# EXERCISE BRIEF
Take every line from the listing below that includes "this" and copy it.

# STORED ROWS
☆ ☆ ☆ ☆
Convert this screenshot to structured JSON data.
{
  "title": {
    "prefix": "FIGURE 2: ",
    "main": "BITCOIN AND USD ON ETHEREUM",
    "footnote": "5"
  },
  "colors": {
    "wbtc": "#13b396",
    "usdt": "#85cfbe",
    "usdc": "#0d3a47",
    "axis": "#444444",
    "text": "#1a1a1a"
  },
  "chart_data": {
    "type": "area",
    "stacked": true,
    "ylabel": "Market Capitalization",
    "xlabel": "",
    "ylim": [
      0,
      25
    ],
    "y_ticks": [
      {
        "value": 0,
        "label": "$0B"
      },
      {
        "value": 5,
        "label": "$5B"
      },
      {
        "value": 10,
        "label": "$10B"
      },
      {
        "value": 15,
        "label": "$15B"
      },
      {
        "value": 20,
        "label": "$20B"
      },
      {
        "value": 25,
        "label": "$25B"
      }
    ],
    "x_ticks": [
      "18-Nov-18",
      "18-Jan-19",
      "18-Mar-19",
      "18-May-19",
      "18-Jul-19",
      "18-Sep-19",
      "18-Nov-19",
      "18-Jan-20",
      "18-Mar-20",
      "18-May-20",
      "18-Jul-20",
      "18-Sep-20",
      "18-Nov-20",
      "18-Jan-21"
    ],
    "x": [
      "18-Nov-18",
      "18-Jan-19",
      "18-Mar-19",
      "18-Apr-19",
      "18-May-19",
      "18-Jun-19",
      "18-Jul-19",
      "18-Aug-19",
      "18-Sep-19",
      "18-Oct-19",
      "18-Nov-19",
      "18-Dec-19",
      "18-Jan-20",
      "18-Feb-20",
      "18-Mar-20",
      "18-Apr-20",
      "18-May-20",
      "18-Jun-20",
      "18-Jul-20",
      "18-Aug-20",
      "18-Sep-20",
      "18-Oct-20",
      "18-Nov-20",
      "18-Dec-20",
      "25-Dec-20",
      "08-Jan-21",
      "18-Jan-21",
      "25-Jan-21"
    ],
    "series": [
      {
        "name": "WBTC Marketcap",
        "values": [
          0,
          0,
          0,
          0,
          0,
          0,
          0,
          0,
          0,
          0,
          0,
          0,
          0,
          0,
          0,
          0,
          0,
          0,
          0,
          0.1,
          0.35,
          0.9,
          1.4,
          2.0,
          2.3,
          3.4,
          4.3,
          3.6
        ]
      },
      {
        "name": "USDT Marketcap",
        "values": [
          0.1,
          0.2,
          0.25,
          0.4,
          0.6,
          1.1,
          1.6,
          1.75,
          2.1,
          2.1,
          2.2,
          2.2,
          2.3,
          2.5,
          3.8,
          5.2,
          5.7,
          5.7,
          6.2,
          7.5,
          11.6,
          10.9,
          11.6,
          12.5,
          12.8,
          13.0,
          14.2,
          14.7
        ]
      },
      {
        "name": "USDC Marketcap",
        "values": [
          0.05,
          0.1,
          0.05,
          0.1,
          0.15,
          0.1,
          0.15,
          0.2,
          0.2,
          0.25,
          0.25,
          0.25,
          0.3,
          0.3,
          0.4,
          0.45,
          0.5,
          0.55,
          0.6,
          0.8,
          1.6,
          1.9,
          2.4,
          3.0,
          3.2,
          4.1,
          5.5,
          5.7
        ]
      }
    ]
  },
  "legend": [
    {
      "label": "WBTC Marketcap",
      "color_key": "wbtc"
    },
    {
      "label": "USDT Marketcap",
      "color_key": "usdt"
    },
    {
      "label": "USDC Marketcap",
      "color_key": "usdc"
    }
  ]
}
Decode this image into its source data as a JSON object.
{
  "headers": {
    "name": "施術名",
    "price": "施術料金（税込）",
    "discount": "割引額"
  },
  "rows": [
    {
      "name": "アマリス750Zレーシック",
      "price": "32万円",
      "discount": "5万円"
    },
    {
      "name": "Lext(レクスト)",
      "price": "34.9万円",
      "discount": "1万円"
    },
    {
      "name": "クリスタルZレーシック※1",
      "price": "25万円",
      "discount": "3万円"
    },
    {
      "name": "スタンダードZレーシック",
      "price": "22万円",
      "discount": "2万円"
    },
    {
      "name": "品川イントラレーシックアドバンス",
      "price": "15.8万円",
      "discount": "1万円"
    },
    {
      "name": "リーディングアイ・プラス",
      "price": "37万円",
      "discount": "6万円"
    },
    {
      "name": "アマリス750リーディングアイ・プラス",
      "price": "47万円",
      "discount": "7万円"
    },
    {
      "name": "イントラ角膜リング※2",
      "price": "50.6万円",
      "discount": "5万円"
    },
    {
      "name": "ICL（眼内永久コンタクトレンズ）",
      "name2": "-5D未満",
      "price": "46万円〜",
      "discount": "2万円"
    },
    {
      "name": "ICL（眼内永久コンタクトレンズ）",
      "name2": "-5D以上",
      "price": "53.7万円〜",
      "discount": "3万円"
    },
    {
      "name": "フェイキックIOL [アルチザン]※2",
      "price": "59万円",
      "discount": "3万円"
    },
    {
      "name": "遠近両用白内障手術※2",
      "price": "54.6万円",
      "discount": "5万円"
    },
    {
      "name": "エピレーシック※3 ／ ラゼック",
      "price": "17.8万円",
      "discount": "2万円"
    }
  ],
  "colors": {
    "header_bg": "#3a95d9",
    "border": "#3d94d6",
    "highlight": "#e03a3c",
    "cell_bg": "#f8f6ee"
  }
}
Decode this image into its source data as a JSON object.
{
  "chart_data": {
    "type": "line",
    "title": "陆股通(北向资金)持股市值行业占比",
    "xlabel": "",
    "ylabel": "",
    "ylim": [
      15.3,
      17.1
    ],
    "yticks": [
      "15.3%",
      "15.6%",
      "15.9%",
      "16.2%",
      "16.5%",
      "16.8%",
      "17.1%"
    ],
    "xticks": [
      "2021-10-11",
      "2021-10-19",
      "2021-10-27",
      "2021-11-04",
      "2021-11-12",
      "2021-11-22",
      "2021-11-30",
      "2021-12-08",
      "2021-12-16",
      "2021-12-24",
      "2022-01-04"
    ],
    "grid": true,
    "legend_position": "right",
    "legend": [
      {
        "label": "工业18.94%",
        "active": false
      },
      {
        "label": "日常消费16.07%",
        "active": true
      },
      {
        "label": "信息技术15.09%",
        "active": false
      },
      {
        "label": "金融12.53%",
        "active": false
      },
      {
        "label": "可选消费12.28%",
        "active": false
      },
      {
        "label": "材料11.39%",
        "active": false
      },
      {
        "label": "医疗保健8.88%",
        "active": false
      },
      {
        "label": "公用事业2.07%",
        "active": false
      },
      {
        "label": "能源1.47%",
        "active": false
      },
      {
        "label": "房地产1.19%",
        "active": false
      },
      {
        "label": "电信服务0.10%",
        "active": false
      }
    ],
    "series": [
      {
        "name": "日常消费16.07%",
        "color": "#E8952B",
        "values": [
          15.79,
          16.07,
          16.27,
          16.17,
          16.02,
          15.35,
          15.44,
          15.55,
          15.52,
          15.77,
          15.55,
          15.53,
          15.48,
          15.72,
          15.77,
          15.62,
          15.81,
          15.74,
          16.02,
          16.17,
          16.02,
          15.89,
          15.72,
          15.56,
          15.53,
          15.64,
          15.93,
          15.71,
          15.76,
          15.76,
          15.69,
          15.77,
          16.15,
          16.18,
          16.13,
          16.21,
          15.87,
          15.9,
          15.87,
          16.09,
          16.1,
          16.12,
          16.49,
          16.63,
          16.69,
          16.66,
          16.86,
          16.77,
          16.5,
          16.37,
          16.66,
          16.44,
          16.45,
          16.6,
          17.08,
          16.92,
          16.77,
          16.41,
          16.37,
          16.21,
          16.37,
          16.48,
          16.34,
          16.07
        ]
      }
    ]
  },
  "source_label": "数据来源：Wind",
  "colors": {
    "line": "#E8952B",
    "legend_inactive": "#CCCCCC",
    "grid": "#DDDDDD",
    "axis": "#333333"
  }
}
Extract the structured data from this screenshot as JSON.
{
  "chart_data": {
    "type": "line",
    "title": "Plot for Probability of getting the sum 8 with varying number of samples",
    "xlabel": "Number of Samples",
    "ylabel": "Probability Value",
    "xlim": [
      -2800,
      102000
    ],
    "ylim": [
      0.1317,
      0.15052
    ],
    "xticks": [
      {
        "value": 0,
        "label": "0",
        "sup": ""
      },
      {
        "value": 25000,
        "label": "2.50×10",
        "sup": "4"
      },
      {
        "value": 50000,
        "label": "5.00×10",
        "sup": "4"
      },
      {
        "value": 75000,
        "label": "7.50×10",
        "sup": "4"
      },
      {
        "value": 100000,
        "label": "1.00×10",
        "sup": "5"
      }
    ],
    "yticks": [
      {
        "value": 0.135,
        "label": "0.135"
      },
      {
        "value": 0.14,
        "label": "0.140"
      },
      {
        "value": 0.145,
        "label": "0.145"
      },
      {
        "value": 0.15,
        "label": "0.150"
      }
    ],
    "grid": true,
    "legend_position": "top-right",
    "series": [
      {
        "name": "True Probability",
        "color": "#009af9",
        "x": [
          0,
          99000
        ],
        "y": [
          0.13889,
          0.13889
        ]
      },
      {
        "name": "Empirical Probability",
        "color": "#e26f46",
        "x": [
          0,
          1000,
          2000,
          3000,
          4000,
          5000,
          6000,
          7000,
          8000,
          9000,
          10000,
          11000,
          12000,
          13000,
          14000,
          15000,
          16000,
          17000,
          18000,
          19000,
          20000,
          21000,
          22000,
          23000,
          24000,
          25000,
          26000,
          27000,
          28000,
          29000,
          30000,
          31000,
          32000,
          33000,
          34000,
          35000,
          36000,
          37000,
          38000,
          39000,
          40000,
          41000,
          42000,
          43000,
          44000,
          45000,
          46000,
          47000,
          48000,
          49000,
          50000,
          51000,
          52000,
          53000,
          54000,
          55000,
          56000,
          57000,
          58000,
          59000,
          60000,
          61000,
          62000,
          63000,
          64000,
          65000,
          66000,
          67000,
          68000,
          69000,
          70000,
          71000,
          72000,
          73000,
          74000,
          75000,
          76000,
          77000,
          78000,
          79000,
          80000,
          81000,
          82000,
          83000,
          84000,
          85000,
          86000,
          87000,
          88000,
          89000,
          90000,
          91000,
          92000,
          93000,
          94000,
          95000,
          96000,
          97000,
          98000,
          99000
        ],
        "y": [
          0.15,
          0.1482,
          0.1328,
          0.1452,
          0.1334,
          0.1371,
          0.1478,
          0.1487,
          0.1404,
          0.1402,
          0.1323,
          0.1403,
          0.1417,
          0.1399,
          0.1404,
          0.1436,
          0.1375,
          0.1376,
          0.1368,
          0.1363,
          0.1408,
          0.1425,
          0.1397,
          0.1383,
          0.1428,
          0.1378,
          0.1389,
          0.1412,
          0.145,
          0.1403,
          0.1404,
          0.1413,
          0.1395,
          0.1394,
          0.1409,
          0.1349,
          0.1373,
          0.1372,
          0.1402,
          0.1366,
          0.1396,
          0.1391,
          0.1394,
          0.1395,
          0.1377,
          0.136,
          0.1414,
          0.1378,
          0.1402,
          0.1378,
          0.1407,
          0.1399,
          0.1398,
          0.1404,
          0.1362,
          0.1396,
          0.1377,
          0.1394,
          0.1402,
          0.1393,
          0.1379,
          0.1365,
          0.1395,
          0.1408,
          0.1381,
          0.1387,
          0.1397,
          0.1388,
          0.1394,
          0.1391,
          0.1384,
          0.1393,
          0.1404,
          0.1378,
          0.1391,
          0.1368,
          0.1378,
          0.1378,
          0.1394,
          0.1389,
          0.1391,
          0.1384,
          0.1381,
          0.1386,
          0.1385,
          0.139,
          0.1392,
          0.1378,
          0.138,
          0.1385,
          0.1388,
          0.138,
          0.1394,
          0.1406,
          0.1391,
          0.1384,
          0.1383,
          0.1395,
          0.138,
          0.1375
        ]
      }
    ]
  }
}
☆ ☆ ☆ ☆
# WRITTEN ANSWER
Convert this screenshot to structured JSON data.
Decode this image into its source data as a JSON object.
Decode this image into its source data as a JSON object.
Extract the structured data from this screenshot as JSON.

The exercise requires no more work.